Given exercise |
Reproduce every entry exactly.

——————————

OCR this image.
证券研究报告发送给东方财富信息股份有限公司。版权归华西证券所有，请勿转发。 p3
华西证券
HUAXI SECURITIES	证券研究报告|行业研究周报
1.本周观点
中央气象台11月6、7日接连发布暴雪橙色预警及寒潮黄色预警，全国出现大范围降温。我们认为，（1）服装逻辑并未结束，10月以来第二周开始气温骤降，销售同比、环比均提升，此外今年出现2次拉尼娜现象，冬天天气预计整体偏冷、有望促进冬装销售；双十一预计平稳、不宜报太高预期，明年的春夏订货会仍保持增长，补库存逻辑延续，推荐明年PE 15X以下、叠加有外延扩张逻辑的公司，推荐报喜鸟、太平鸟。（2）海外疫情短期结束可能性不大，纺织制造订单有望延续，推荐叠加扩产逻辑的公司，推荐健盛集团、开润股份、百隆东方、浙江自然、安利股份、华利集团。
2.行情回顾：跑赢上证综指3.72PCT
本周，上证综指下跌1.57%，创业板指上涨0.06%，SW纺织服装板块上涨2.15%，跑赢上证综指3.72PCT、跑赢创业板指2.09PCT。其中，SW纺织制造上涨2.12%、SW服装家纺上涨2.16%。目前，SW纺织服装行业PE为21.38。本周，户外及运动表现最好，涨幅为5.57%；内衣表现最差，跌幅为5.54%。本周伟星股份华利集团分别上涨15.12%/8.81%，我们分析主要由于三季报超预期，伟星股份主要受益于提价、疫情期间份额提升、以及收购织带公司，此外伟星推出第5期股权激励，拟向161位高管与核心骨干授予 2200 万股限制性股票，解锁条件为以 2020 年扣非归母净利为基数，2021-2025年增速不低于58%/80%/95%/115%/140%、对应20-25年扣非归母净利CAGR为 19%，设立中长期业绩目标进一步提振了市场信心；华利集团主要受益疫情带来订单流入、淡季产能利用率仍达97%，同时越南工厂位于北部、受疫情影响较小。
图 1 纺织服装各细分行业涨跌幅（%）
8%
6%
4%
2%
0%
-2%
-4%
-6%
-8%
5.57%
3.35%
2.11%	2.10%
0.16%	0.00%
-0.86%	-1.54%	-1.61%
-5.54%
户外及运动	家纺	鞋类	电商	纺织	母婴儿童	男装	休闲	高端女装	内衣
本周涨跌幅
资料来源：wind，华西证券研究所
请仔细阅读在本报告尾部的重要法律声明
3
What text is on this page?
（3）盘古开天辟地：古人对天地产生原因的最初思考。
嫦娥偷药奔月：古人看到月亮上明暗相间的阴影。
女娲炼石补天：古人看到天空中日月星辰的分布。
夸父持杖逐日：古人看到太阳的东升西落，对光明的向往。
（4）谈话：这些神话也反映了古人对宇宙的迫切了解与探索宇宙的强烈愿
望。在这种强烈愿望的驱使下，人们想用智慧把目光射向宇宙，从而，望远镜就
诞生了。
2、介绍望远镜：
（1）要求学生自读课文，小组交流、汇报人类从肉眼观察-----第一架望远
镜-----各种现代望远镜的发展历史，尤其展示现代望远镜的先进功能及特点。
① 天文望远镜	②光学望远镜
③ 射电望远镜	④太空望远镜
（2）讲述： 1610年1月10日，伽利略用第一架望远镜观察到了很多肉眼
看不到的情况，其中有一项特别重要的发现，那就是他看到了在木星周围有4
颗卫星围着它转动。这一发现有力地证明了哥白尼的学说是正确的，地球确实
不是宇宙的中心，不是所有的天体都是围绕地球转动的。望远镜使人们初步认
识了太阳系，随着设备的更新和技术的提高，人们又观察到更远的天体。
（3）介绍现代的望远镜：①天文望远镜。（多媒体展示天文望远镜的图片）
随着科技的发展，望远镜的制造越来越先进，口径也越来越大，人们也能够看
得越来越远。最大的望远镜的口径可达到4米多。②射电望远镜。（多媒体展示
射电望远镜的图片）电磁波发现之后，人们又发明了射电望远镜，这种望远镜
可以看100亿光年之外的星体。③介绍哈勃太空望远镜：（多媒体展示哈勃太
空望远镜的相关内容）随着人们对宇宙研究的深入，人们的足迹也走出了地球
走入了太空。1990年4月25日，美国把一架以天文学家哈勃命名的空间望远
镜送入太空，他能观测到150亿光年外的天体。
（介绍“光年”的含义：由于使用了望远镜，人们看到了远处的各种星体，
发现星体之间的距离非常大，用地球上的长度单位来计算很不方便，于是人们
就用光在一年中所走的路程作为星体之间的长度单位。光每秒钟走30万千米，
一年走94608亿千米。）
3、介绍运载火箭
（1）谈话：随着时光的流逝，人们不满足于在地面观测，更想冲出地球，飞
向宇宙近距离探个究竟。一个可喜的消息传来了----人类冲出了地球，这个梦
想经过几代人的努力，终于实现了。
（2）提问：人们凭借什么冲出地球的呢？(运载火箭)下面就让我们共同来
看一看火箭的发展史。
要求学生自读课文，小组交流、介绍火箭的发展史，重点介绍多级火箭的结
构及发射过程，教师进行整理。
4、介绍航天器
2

——————————

Result for this exercise |
OCR this image.
证券研究报告发送给东方财富信息股份有限公司。版权归华西证券所有，请勿转发。 p3
华西证券
HUAXI SECURITIES	证券研究报告|行业研究周报
1.本周观点
中央气象台11月6、7日接连发布暴雪橙色预警及寒潮黄色预警，全国出现大范围降温。我们认为，（1）服装逻辑并未结束，10月以来第二周开始气温骤降，销售同比、环比均提升，此外今年出现2次拉尼娜现象，冬天天气预计整体偏冷、有望促进冬装销售；双十一预计平稳、不宜报太高预期，明年的春夏订货会仍保持增长，补库存逻辑延续，推荐明年PE 15X以下、叠加有外延扩张逻辑的公司，推荐报喜鸟、太平鸟。（2）海外疫情短期结束可能性不大，纺织制造订单有望延续，推荐叠加扩产逻辑的公司，推荐健盛集团、开润股份、百隆东方、浙江自然、安利股份、华利集团。
2.行情回顾：跑赢上证综指3.72PCT
本周，上证综指下跌1.57%，创业板指上涨0.06%，SW纺织服装板块上涨2.15%，跑赢上证综指3.72PCT、跑赢创业板指2.09PCT。其中，SW纺织制造上涨2.12%、SW服装家纺上涨2.16%。目前，SW纺织服装行业PE为21.38。本周，户外及运动表现最好，涨幅为5.57%；内衣表现最差，跌幅为5.54%。本周伟星股份华利集团分别上涨15.12%/8.81%，我们分析主要由于三季报超预期，伟星股份主要受益于提价、疫情期间份额提升、以及收购织带公司，此外伟星推出第5期股权激励，拟向161位高管与核心骨干授予 2200 万股限制性股票，解锁条件为以 2020 年扣非归母净利为基数，2021-2025年增速不低于58%/80%/95%/115%/140%、对应20-25年扣非归母净利CAGR为 19%，设立中长期业绩目标进一步提振了市场信心；华利集团主要受益疫情带来订单流入、淡季产能利用率仍达97%，同时越南工厂位于北部、受疫情影响较小。
图 1 纺织服装各细分行业涨跌幅（%）
8%
6%
4%
2%
0%
-2%
-4%
-6%
-8%
5.57%
3.35%
2.11%	2.10%
0.16%	0.00%
-0.86%	-1.54%	-1.61%
-5.54%
户外及运动	家纺	鞋类	电商	纺织	母婴儿童	男装	休闲	高端女装	内衣
本周涨跌幅
资料来源：wind，华西证券研究所
请仔细阅读在本报告尾部的重要法律声明
3
What text is on this page?
（3）盘古开天辟地：古人对天地产生原因的最初思考。
嫦娥偷药奔月：古人看到月亮上明暗相间的阴影。
女娲炼石补天：古人看到天空中日月星辰的分布。
夸父持杖逐日：古人看到太阳的东升西落，对光明的向往。
（4）谈话：这些神话也反映了古人对宇宙的迫切了解与探索宇宙的强烈愿
望。在这种强烈愿望的驱使下，人们想用智慧把目光射向宇宙，从而，望远镜就
诞生了。
2、介绍望远镜：
（1）要求学生自读课文，小组交流、汇报人类从肉眼观察-----第一架望远
镜-----各种现代望远镜的发展历史，尤其展示现代望远镜的先进功能及特点。
① 天文望远镜	②光学望远镜
③ 射电望远镜	④太空望远镜
（2）讲述： 1610年1月10日，伽利略用第一架望远镜观察到了很多肉眼
看不到的情况，其中有一项特别重要的发现，那就是他看到了在木星周围有4
颗卫星围着它转动。这一发现有力地证明了哥白尼的学说是正确的，地球确实
不是宇宙的中心，不是所有的天体都是围绕地球转动的。望远镜使人们初步认
识了太阳系，随着设备的更新和技术的提高，人们又观察到更远的天体。
（3）介绍现代的望远镜：①天文望远镜。（多媒体展示天文望远镜的图片）
随着科技的发展，望远镜的制造越来越先进，口径也越来越大，人们也能够看
得越来越远。最大的望远镜的口径可达到4米多。②射电望远镜。（多媒体展示
射电望远镜的图片）电磁波发现之后，人们又发明了射电望远镜，这种望远镜
可以看100亿光年之外的星体。③介绍哈勃太空望远镜：（多媒体展示哈勃太
空望远镜的相关内容）随着人们对宇宙研究的深入，人们的足迹也走出了地球
走入了太空。1990年4月25日，美国把一架以天文学家哈勃命名的空间望远
镜送入太空，他能观测到150亿光年外的天体。
（介绍“光年”的含义：由于使用了望远镜，人们看到了远处的各种星体，
发现星体之间的距离非常大，用地球上的长度单位来计算很不方便，于是人们
就用光在一年中所走的路程作为星体之间的长度单位。光每秒钟走30万千米，
一年走94608亿千米。）
3、介绍运载火箭
（1）谈话：随着时光的流逝，人们不满足于在地面观测，更想冲出地球，飞
向宇宙近距离探个究竟。一个可喜的消息传来了----人类冲出了地球，这个梦
想经过几代人的努力，终于实现了。
（2）提问：人们凭借什么冲出地球的呢？(运载火箭)下面就让我们共同来
看一看火箭的发展史。
要求学生自读课文，小组交流、介绍火箭的发展史，重点介绍多级火箭的结
构及发射过程，教师进行整理。
4、介绍航天器
2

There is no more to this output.